OBJECTIVE: Copy all lines that contain the word "this".

· · · · ·

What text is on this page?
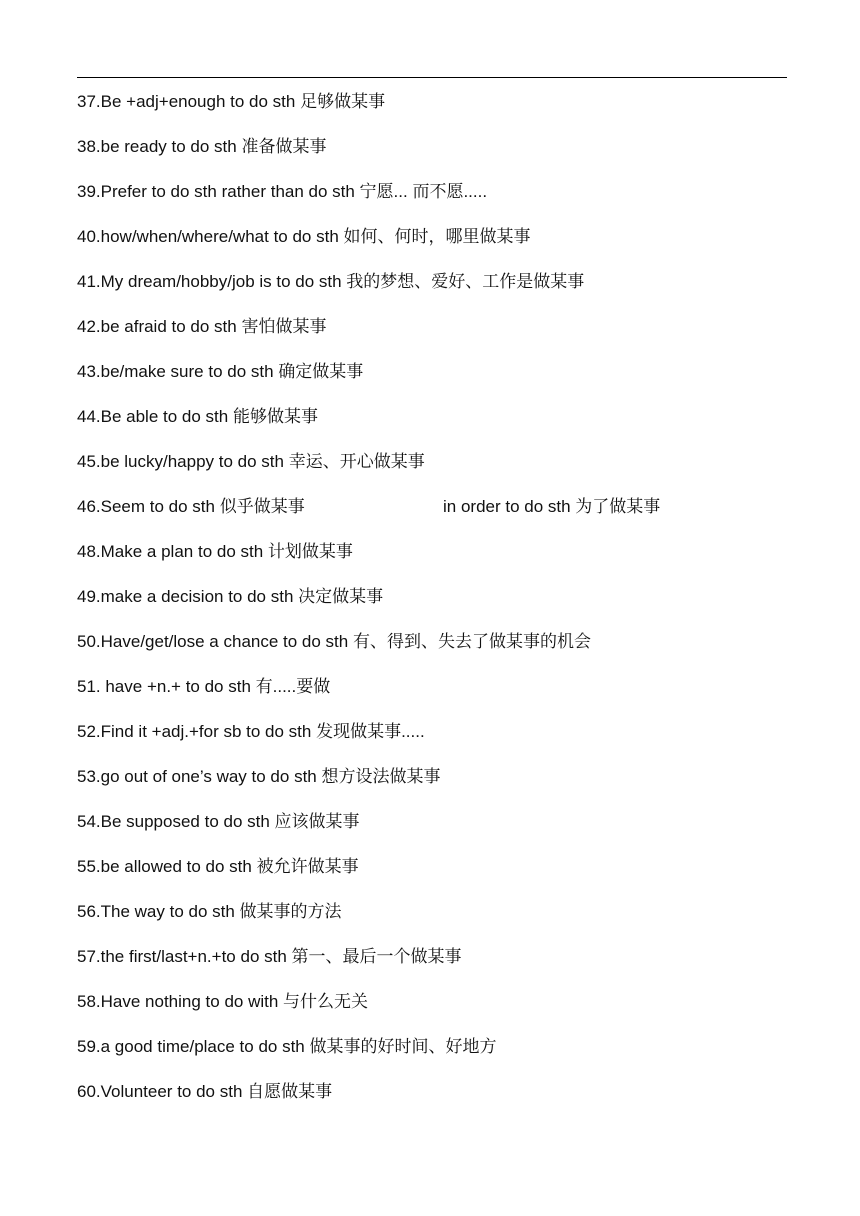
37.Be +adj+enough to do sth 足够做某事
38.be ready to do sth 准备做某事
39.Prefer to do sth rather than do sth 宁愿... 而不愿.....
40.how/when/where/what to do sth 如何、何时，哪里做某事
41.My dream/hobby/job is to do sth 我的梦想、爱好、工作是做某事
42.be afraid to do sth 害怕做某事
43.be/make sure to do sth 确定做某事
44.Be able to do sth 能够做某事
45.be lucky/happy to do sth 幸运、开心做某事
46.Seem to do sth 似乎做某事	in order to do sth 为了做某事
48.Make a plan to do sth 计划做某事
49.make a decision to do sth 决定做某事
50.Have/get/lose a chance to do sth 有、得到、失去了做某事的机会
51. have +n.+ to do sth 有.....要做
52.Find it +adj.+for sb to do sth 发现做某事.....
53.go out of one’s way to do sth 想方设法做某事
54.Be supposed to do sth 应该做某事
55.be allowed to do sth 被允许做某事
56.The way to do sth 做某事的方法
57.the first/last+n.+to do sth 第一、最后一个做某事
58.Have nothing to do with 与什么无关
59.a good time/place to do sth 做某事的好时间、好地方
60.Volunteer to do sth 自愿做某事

· · · · ·

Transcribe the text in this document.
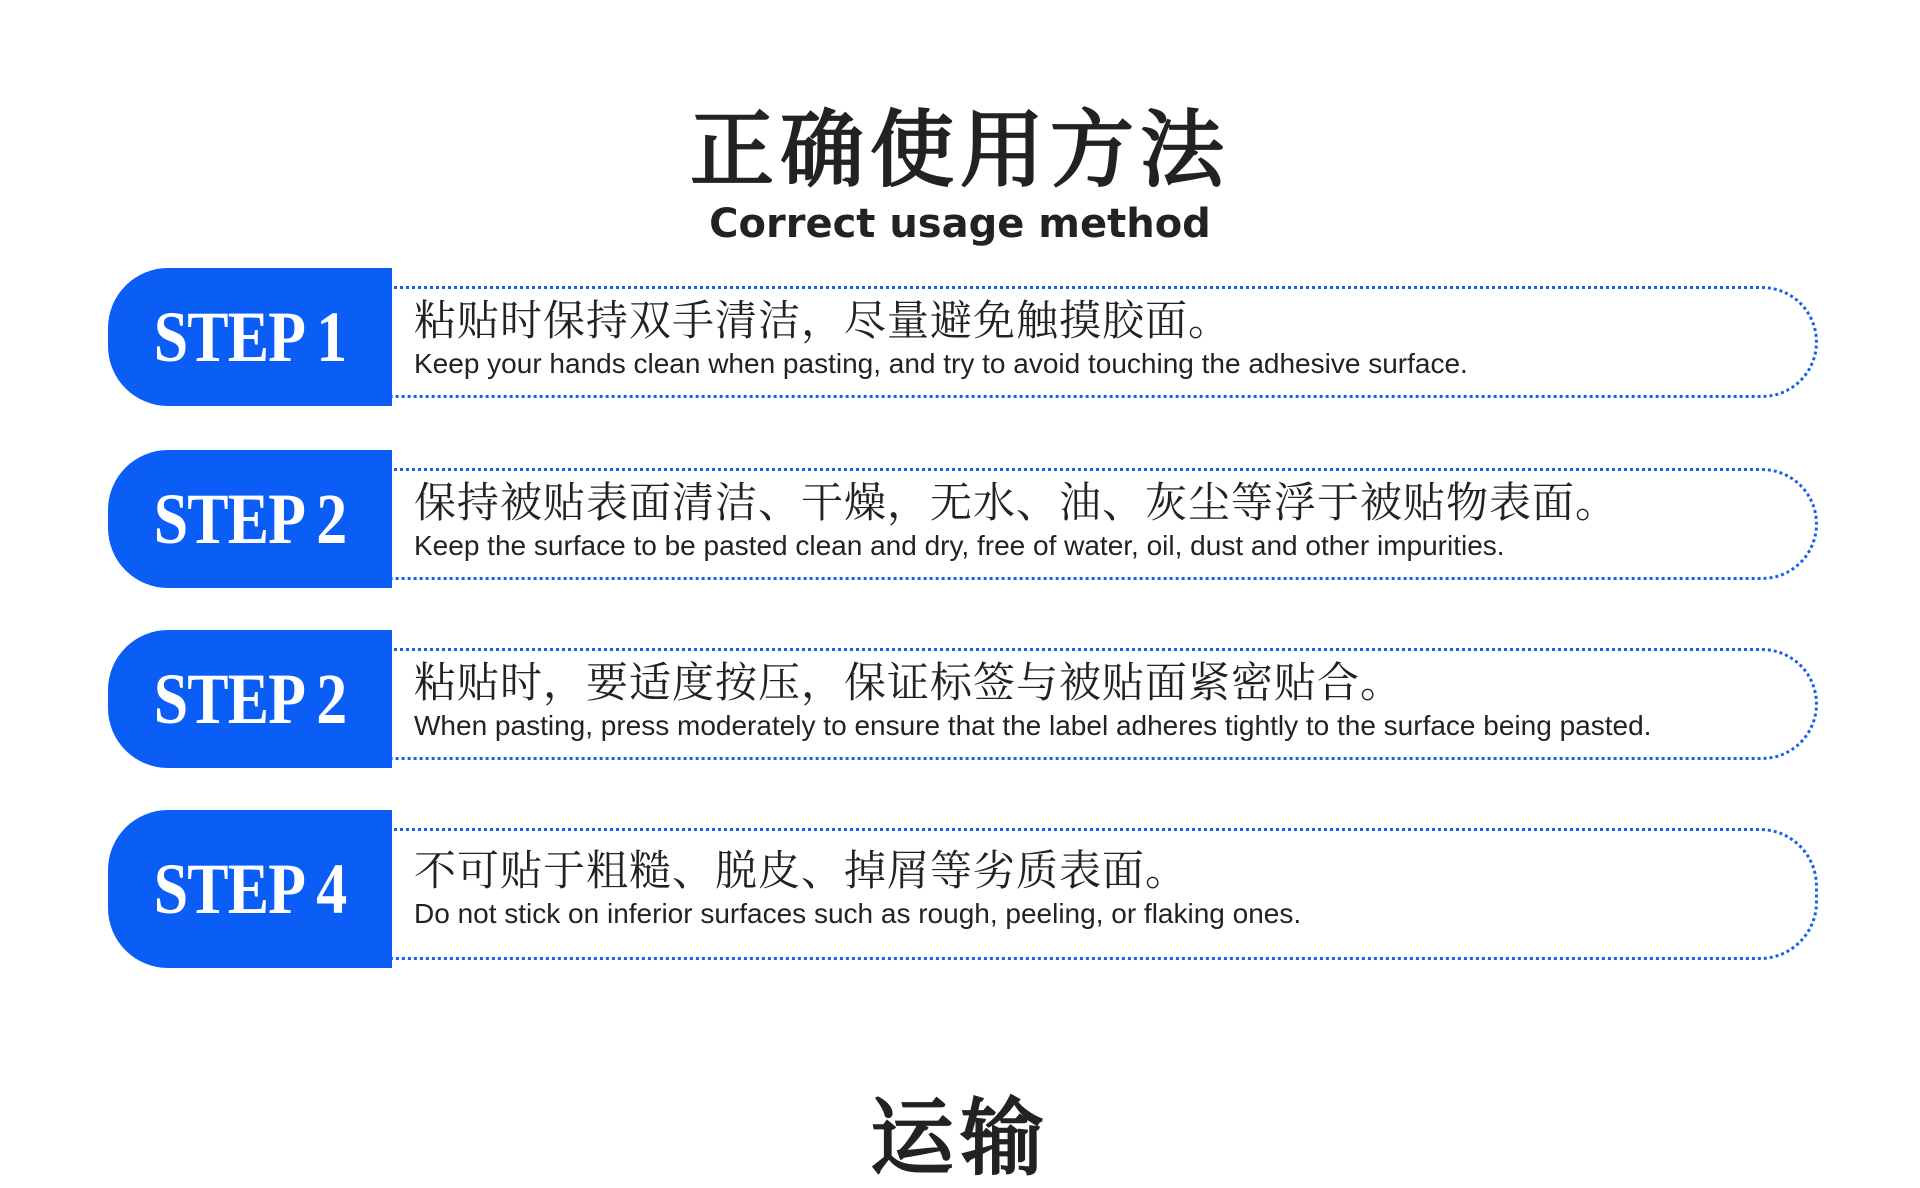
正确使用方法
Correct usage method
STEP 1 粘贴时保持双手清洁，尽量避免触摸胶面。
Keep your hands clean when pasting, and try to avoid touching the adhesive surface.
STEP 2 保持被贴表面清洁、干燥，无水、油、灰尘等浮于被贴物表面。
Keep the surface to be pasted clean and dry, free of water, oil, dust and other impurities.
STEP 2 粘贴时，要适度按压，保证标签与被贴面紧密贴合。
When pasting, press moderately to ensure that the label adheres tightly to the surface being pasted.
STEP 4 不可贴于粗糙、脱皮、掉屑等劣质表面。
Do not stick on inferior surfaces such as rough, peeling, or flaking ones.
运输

· · · · ·

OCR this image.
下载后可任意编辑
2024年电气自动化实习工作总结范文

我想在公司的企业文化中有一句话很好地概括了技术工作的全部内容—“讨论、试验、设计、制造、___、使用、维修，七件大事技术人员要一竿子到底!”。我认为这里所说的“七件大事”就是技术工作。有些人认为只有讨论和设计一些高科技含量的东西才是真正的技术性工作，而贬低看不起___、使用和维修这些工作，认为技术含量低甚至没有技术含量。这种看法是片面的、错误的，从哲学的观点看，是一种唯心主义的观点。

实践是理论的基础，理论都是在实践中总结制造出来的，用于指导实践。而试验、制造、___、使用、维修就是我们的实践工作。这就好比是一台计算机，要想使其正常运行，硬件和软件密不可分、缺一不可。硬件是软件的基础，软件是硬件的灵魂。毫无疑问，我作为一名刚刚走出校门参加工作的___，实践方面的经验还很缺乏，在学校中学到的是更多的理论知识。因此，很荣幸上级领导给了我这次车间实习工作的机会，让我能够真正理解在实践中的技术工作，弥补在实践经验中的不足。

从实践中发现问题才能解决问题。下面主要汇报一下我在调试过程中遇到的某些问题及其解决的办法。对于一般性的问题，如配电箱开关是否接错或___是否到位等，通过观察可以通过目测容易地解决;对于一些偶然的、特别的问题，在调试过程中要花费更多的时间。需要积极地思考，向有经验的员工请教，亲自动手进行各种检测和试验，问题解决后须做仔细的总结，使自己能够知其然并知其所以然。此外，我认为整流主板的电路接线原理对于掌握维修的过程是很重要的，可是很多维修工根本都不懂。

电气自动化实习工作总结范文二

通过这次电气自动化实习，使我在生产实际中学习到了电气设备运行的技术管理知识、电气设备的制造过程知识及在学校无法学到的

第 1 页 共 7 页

· · · · ·

REPLY:
What text is on this page?
Transcribe the text in this document.
OCR this image.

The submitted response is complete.